— start Task material —

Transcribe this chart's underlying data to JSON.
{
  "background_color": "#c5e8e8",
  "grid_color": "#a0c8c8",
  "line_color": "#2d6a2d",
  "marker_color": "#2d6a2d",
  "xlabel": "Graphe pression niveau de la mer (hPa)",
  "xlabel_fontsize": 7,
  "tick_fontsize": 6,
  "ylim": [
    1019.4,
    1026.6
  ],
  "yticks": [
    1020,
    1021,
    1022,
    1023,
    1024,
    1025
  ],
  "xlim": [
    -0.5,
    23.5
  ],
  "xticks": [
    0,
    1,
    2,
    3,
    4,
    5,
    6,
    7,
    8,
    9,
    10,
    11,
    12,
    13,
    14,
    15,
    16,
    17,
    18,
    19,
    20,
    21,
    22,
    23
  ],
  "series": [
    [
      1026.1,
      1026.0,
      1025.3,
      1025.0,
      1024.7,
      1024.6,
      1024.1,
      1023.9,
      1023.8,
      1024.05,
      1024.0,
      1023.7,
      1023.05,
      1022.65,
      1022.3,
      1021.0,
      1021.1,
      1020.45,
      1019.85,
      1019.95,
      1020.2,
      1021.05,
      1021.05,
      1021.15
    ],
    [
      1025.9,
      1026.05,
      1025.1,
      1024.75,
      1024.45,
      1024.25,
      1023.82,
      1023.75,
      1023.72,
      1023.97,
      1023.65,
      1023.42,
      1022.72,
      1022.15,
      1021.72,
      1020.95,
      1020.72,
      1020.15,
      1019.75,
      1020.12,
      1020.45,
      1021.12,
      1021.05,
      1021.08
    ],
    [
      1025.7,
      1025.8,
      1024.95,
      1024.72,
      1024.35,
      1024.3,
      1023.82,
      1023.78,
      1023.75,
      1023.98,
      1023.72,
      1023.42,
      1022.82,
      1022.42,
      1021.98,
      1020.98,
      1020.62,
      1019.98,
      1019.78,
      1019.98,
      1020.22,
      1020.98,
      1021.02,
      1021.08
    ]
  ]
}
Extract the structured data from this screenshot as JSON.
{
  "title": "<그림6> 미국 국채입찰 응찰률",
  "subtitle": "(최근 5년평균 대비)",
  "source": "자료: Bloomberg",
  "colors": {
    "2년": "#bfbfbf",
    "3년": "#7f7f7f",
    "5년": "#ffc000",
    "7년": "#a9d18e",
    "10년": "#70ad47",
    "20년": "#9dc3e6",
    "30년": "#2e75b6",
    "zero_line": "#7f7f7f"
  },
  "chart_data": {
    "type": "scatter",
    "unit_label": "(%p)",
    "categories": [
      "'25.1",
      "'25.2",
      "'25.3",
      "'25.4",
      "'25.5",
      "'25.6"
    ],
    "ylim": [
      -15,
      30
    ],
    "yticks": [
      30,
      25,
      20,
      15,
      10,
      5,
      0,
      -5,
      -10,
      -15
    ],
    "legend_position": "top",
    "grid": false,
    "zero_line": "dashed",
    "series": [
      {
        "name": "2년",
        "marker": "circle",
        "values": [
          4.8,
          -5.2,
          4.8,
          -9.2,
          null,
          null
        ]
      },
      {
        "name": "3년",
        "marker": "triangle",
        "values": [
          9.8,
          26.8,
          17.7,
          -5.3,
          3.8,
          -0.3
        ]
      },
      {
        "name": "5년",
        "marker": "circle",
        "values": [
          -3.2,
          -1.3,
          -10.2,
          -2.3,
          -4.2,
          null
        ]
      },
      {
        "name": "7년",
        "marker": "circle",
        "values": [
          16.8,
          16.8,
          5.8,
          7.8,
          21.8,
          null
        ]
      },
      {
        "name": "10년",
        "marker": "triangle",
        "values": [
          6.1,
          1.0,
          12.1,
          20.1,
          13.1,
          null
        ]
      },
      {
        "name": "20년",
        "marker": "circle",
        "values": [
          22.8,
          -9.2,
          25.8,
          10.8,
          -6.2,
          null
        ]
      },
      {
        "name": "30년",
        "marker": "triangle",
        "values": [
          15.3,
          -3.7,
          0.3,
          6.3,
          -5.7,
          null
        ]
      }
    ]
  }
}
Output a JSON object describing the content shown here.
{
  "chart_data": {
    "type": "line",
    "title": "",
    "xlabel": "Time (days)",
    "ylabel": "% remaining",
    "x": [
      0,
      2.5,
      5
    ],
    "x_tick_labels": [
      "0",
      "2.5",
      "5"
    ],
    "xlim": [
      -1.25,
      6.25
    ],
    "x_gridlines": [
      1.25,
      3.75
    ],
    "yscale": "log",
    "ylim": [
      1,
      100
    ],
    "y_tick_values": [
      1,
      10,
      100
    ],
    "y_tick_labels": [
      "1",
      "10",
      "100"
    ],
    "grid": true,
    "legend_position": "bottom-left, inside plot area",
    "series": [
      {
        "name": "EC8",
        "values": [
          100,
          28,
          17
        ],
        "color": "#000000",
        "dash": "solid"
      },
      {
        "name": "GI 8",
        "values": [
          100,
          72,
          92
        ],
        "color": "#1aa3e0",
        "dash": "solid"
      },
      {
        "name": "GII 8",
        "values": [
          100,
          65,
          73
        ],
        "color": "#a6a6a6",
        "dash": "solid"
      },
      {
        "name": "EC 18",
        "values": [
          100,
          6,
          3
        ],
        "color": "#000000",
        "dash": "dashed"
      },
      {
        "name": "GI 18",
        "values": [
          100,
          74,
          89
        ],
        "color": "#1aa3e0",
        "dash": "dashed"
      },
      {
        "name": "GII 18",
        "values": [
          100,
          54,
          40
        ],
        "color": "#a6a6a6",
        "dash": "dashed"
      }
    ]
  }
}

— end Task material —

## [Given task]
Gather each line of the listing containing the word "JSON" and show it.

## [Problem solution]
Transcribe this chart's underlying data to JSON.
Extract the structured data from this screenshot as JSON.
Output a JSON object describing the content shown here.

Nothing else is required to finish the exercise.